• WORK INSTRUCTIONS:
Select every line below containing the word "Output".

(Records that describe figures)
= = = = = = =
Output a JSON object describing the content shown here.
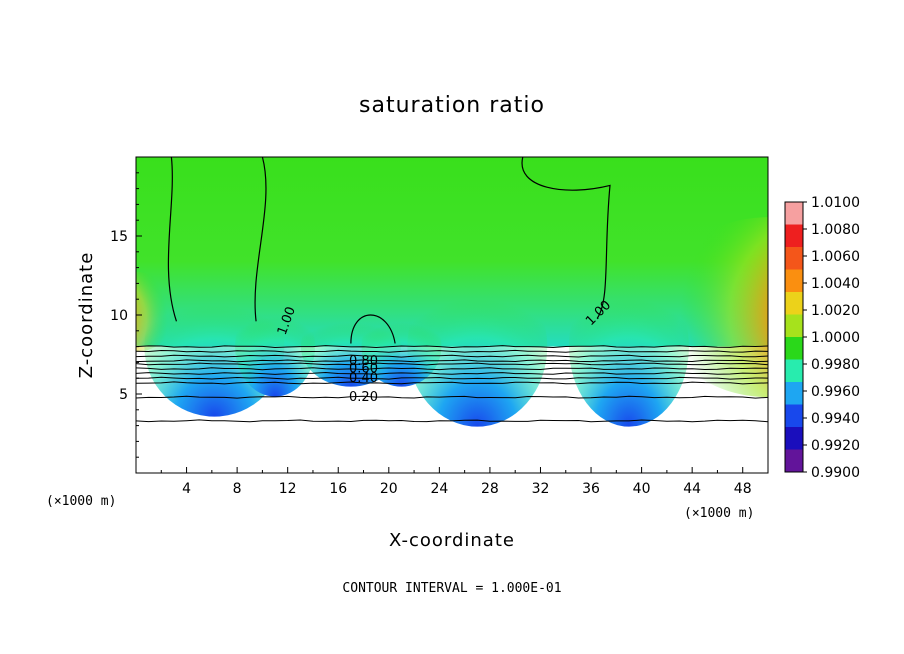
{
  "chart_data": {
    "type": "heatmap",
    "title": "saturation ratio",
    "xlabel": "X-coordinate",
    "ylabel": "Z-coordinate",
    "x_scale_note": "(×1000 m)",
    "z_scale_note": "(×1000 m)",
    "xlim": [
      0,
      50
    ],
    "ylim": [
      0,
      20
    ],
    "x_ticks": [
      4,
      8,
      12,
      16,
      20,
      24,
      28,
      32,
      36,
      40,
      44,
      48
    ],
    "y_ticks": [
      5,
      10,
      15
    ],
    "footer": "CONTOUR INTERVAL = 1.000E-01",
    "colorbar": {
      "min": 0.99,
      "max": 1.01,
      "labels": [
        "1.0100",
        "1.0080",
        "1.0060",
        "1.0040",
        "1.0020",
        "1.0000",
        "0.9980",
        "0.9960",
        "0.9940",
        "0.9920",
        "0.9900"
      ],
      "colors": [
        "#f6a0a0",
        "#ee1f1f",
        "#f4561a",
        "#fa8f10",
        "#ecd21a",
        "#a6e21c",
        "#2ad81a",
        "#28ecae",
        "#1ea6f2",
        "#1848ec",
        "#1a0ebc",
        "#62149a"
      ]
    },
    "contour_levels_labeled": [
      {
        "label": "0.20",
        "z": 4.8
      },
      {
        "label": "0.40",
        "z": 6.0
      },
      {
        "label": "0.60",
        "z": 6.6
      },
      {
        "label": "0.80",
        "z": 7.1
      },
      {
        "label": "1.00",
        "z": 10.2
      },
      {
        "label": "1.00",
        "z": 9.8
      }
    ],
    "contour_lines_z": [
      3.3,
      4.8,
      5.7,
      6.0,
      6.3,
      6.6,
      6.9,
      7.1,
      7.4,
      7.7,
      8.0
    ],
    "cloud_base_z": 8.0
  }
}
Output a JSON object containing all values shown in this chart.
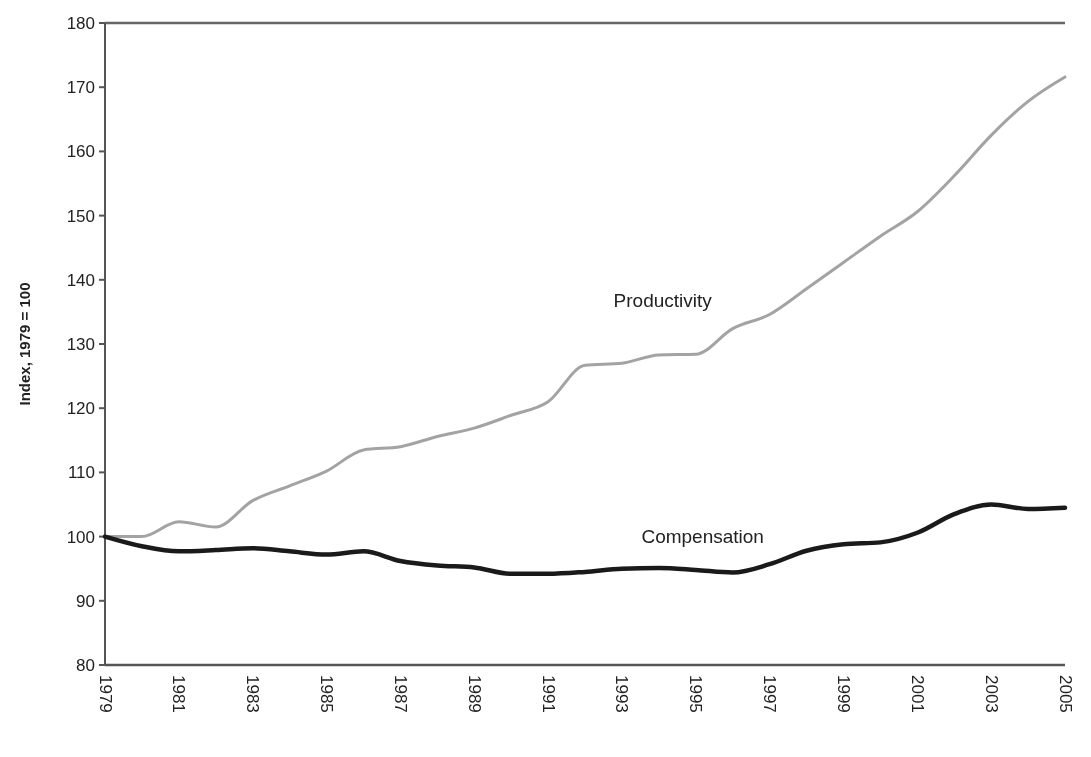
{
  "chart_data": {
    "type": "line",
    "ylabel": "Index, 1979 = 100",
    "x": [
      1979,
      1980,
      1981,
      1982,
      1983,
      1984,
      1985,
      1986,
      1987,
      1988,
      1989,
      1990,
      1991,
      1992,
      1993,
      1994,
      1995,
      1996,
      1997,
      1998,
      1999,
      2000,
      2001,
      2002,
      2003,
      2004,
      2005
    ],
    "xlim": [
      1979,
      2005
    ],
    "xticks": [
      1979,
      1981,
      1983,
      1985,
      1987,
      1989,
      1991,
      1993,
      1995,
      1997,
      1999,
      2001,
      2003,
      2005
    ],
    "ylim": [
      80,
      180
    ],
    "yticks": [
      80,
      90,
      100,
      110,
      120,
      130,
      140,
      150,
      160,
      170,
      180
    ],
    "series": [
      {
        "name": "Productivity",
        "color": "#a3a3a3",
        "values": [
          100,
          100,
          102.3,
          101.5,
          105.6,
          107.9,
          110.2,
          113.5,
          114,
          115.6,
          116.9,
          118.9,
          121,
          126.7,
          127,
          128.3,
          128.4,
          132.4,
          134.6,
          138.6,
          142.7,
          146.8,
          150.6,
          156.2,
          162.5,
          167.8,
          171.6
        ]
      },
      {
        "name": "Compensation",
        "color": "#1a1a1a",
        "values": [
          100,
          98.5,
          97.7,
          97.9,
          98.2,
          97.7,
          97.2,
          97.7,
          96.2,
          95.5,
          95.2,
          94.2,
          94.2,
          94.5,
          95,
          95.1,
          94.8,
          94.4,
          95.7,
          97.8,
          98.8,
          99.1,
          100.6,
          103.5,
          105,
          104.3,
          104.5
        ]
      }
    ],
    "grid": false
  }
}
= = = = = = =
• TASK RESULT:
Output a JSON object describing the content shown here.
Output a JSON object containing all values shown in this chart.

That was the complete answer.